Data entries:
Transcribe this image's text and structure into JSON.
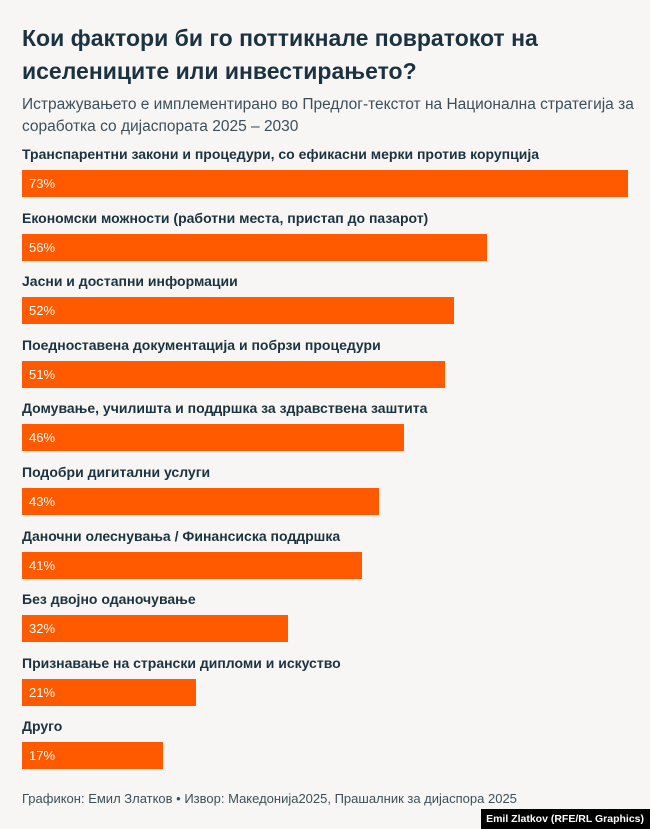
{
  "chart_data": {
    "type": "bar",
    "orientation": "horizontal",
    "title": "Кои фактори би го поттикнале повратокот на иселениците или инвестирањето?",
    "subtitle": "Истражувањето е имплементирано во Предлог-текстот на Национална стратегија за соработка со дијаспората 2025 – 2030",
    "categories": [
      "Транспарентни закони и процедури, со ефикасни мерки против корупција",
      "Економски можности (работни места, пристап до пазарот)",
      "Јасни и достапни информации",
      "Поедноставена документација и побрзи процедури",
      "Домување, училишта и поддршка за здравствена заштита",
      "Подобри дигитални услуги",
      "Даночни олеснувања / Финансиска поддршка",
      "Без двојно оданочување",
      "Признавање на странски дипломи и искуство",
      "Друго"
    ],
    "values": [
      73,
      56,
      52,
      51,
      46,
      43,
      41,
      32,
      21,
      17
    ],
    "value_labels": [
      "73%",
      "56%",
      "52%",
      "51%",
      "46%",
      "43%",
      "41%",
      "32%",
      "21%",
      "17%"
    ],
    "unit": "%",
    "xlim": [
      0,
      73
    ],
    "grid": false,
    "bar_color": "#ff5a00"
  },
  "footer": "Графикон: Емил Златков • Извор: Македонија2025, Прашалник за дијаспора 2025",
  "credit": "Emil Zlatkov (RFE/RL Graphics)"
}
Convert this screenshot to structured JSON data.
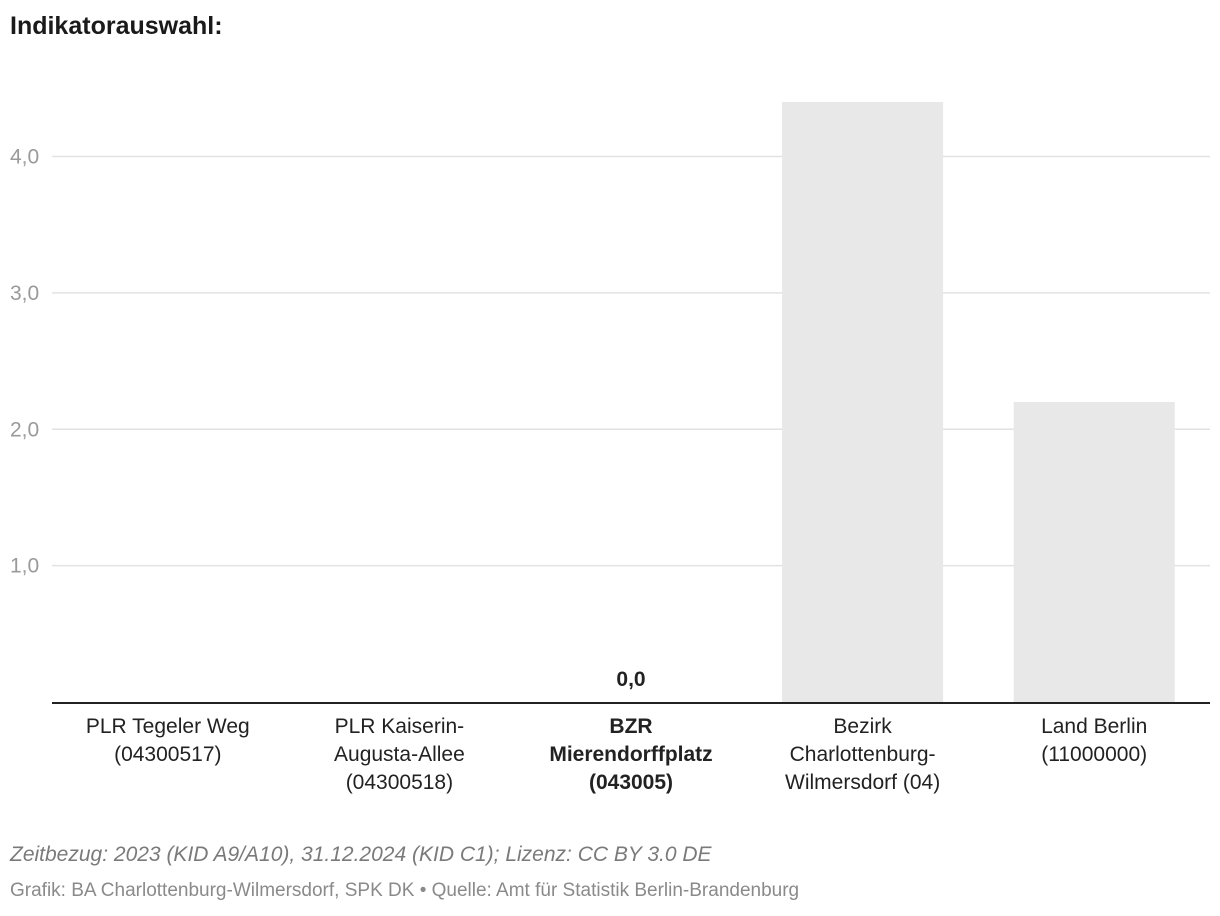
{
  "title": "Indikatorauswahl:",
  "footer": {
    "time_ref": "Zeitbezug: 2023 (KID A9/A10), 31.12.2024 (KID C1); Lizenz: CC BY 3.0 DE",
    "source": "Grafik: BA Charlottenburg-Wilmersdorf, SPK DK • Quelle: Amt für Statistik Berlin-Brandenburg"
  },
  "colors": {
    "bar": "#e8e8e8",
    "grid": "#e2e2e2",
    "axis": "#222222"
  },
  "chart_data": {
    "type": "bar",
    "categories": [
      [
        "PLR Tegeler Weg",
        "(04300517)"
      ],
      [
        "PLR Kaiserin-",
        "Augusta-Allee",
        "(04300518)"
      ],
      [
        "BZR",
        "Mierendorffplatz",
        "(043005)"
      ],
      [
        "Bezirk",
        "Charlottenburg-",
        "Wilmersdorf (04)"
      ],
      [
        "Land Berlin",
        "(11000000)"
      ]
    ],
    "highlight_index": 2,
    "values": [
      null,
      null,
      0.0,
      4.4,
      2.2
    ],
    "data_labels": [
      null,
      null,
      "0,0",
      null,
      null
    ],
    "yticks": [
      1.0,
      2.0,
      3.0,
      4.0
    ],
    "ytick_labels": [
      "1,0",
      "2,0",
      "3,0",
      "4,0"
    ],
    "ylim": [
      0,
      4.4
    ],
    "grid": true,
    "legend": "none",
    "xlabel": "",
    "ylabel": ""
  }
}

■ EXERCISE: Copy each line above containing the string "Wilmersdorf".

■ TASK OUTPUT:
    "source": "Grafik: BA Charlottenburg-Wilmersdorf, SPK DK • Quelle: Amt für Statistik Berlin-Brandenburg"
        "Wilmersdorf (04)"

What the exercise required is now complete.